*Data to use*
═══
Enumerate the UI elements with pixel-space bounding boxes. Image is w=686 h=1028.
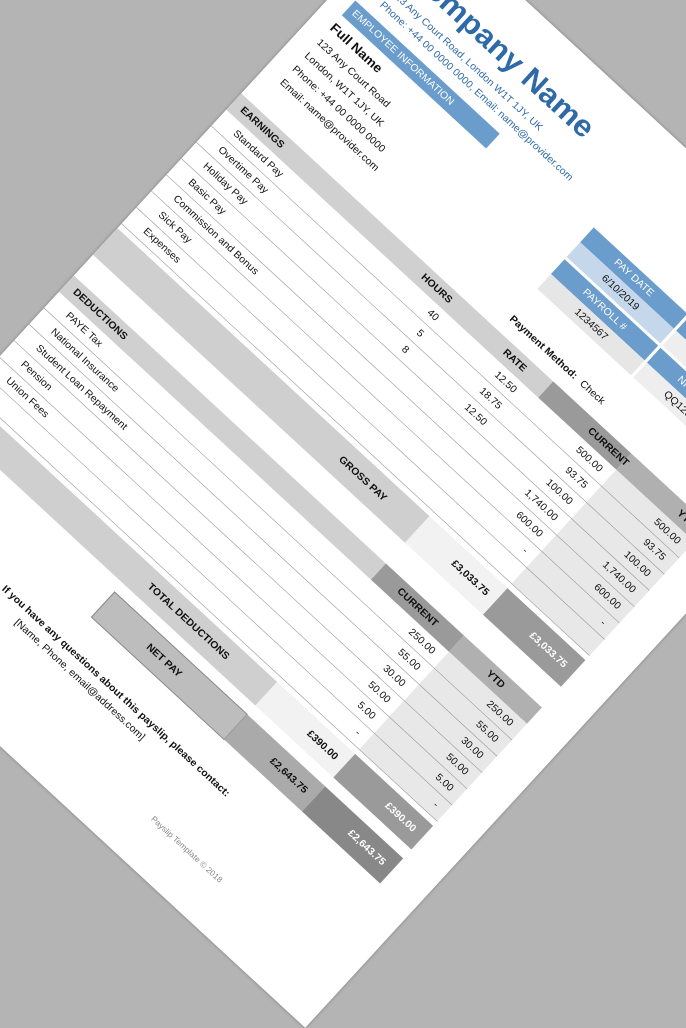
═══
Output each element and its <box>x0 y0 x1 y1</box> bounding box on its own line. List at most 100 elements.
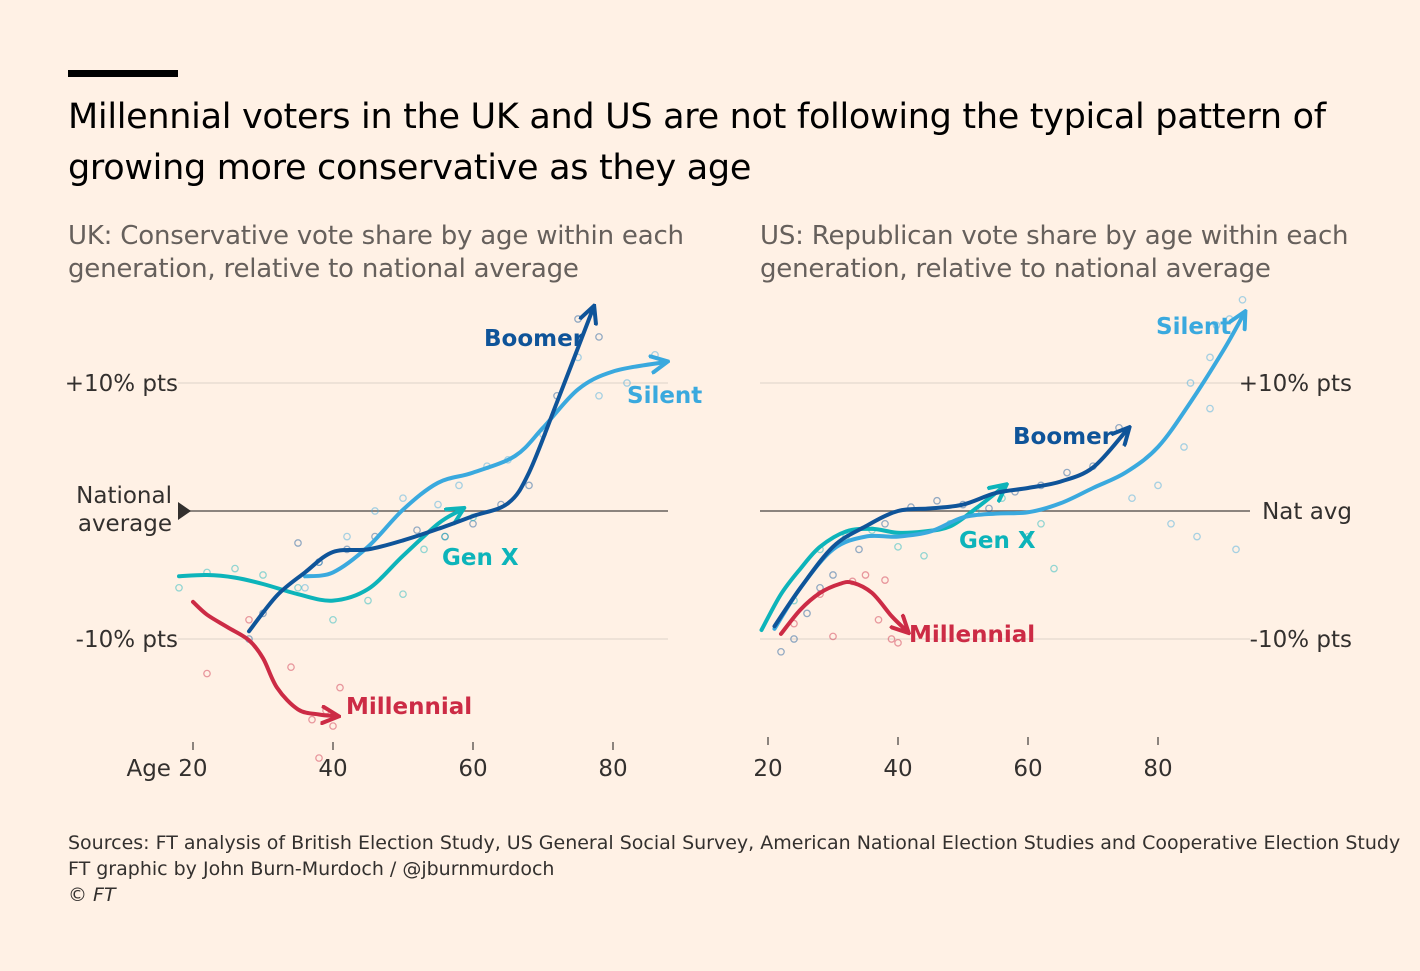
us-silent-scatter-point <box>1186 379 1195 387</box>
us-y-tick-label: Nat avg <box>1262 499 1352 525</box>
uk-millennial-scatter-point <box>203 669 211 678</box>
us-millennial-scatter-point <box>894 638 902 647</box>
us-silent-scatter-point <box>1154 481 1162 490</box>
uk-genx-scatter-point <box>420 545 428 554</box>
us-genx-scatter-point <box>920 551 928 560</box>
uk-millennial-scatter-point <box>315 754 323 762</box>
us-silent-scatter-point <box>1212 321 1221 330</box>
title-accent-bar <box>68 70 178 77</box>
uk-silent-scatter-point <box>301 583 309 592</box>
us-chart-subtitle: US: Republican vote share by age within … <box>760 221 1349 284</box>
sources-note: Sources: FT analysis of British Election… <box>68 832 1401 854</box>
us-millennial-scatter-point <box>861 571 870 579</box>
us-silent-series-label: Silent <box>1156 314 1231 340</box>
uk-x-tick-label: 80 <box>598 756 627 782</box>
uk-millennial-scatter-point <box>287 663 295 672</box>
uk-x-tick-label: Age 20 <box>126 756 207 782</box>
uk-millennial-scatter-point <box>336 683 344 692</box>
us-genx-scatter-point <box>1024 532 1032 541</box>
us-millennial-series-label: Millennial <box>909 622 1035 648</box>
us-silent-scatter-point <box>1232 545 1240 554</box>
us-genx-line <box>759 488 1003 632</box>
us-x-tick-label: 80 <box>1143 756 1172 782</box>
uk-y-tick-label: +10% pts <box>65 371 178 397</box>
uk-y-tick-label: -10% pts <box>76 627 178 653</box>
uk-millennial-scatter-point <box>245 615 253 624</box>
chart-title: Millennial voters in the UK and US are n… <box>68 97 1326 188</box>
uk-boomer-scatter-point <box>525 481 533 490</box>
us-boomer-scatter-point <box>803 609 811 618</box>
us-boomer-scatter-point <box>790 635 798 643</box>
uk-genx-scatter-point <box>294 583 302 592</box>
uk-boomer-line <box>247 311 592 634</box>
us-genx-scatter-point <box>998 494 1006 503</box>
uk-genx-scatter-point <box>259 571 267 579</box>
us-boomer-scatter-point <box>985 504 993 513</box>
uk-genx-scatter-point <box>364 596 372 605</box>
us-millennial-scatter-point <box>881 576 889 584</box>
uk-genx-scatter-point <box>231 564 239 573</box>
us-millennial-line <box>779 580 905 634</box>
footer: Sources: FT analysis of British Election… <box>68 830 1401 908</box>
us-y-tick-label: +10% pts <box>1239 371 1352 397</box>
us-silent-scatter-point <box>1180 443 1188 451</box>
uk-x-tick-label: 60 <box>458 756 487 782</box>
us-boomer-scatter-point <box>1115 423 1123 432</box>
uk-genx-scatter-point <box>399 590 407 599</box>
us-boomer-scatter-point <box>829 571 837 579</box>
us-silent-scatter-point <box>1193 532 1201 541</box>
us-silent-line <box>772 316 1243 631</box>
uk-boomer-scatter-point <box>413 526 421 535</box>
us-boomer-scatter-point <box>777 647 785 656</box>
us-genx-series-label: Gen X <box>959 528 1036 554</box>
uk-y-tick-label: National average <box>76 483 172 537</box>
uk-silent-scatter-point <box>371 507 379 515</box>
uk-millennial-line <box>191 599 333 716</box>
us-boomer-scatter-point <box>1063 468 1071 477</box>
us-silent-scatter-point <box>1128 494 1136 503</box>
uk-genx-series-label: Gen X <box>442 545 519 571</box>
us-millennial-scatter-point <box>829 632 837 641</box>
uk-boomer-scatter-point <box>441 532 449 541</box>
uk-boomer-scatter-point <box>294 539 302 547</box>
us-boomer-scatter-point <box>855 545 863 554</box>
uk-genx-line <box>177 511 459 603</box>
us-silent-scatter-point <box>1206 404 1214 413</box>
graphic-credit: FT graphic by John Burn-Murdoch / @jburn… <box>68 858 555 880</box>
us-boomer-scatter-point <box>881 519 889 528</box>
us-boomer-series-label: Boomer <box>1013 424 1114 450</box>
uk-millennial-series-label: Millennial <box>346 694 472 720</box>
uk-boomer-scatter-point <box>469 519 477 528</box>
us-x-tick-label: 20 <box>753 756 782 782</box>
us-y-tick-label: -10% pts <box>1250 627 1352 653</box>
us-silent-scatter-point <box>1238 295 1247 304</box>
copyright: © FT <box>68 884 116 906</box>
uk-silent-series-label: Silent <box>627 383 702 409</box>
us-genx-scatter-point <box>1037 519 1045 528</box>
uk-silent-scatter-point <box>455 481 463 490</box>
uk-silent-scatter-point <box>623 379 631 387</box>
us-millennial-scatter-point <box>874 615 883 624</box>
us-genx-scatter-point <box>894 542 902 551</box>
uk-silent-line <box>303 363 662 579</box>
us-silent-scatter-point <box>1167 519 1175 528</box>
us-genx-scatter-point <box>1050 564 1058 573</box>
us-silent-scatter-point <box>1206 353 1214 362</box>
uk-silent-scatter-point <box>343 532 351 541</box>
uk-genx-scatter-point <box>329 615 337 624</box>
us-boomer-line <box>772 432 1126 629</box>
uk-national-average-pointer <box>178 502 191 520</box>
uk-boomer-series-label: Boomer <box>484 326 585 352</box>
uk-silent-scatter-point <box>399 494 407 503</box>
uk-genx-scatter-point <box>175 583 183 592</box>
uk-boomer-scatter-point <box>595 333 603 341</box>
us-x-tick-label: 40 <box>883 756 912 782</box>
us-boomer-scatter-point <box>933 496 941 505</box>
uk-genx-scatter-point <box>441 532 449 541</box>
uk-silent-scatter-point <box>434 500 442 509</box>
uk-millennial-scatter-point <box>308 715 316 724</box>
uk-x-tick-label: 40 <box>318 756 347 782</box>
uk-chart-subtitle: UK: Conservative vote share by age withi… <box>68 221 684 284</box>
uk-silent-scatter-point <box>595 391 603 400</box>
═══
*Work required*
Please reproduce the stretch of the entries above that opens with the line containing "Output each element" and closes with the line containing "us-genx-scatter-point <box>920 551", without the pictures.

*Solution to this exercise*
Output each element and its <box>x0 y0 x1 y1</box> bounding box on its own line. List at most 100 elements.
us-silent-scatter-point <box>1186 379 1195 387</box>
us-y-tick-label: Nat avg <box>1262 499 1352 525</box>
uk-millennial-scatter-point <box>203 669 211 678</box>
us-millennial-scatter-point <box>894 638 902 647</box>
us-silent-scatter-point <box>1154 481 1162 490</box>
uk-genx-scatter-point <box>420 545 428 554</box>
us-genx-scatter-point <box>920 551 928 560</box>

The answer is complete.